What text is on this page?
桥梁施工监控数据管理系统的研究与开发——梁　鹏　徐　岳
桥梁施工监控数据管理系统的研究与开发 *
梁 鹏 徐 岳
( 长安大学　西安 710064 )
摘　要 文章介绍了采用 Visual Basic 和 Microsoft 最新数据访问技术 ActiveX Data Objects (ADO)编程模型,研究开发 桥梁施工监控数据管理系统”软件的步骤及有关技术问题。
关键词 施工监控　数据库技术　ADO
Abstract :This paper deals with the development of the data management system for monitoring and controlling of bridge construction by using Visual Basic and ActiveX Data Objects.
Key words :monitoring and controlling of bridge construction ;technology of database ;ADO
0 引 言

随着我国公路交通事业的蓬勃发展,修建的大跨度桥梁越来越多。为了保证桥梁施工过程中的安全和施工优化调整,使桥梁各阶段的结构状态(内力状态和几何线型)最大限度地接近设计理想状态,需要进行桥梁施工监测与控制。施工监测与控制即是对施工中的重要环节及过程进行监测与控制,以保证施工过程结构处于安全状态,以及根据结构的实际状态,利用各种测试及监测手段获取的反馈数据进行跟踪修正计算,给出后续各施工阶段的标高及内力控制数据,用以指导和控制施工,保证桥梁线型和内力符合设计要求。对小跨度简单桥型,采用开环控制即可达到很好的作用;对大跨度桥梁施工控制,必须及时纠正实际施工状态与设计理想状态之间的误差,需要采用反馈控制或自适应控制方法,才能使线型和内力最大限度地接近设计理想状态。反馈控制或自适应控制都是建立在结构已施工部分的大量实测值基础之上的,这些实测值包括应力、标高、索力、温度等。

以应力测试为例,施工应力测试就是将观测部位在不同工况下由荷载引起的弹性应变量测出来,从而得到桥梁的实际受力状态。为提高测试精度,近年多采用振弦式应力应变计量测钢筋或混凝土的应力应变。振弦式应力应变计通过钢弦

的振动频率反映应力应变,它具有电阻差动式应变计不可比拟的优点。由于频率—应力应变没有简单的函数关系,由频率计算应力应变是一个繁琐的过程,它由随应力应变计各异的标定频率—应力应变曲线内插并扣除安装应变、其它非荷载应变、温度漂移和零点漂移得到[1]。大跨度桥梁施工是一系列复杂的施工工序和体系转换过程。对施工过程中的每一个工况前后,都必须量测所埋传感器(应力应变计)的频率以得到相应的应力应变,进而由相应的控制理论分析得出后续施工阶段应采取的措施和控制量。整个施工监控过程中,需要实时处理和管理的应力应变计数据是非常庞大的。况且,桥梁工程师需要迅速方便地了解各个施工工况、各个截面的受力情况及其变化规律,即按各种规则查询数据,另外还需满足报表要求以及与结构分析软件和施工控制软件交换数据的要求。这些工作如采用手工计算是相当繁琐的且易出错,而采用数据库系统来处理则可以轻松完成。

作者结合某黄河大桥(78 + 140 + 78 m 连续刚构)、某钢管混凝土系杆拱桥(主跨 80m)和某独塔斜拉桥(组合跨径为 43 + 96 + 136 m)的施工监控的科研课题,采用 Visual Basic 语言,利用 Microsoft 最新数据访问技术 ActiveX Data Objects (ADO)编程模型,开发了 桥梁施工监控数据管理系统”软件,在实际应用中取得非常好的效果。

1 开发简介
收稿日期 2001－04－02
####
▸ **Objective**: Please set down the whole listing above without altering a single line.

▸ **Task output**:
What text is on this page?
桥梁施工监控数据管理系统的研究与开发——梁　鹏　徐　岳
桥梁施工监控数据管理系统的研究与开发 *
梁 鹏 徐 岳
( 长安大学　西安 710064 )
摘　要 文章介绍了采用 Visual Basic 和 Microsoft 最新数据访问技术 ActiveX Data Objects (ADO)编程模型,研究开发 桥梁施工监控数据管理系统”软件的步骤及有关技术问题。
关键词 施工监控　数据库技术　ADO
Abstract :This paper deals with the development of the data management system for monitoring and controlling of bridge construction by using Visual Basic and ActiveX Data Objects.
Key words :monitoring and controlling of bridge construction ;technology of database ;ADO
0 引 言

随着我国公路交通事业的蓬勃发展,修建的大跨度桥梁越来越多。为了保证桥梁施工过程中的安全和施工优化调整,使桥梁各阶段的结构状态(内力状态和几何线型)最大限度地接近设计理想状态,需要进行桥梁施工监测与控制。施工监测与控制即是对施工中的重要环节及过程进行监测与控制,以保证施工过程结构处于安全状态,以及根据结构的实际状态,利用各种测试及监测手段获取的反馈数据进行跟踪修正计算,给出后续各施工阶段的标高及内力控制数据,用以指导和控制施工,保证桥梁线型和内力符合设计要求。对小跨度简单桥型,采用开环控制即可达到很好的作用;对大跨度桥梁施工控制,必须及时纠正实际施工状态与设计理想状态之间的误差,需要采用反馈控制或自适应控制方法,才能使线型和内力最大限度地接近设计理想状态。反馈控制或自适应控制都是建立在结构已施工部分的大量实测值基础之上的,这些实测值包括应力、标高、索力、温度等。

以应力测试为例,施工应力测试就是将观测部位在不同工况下由荷载引起的弹性应变量测出来,从而得到桥梁的实际受力状态。为提高测试精度,近年多采用振弦式应力应变计量测钢筋或混凝土的应力应变。振弦式应力应变计通过钢弦

的振动频率反映应力应变,它具有电阻差动式应变计不可比拟的优点。由于频率—应力应变没有简单的函数关系,由频率计算应力应变是一个繁琐的过程,它由随应力应变计各异的标定频率—应力应变曲线内插并扣除安装应变、其它非荷载应变、温度漂移和零点漂移得到[1]。大跨度桥梁施工是一系列复杂的施工工序和体系转换过程。对施工过程中的每一个工况前后,都必须量测所埋传感器(应力应变计)的频率以得到相应的应力应变,进而由相应的控制理论分析得出后续施工阶段应采取的措施和控制量。整个施工监控过程中,需要实时处理和管理的应力应变计数据是非常庞大的。况且,桥梁工程师需要迅速方便地了解各个施工工况、各个截面的受力情况及其变化规律,即按各种规则查询数据,另外还需满足报表要求以及与结构分析软件和施工控制软件交换数据的要求。这些工作如采用手工计算是相当繁琐的且易出错,而采用数据库系统来处理则可以轻松完成。

作者结合某黄河大桥(78 + 140 + 78 m 连续刚构)、某钢管混凝土系杆拱桥(主跨 80m)和某独塔斜拉桥(组合跨径为 43 + 96 + 136 m)的施工监控的科研课题,采用 Visual Basic 语言,利用 Microsoft 最新数据访问技术 ActiveX Data Objects (ADO)编程模型,开发了 桥梁施工监控数据管理系统”软件,在实际应用中取得非常好的效果。

1 开发简介
收稿日期 2001－04－02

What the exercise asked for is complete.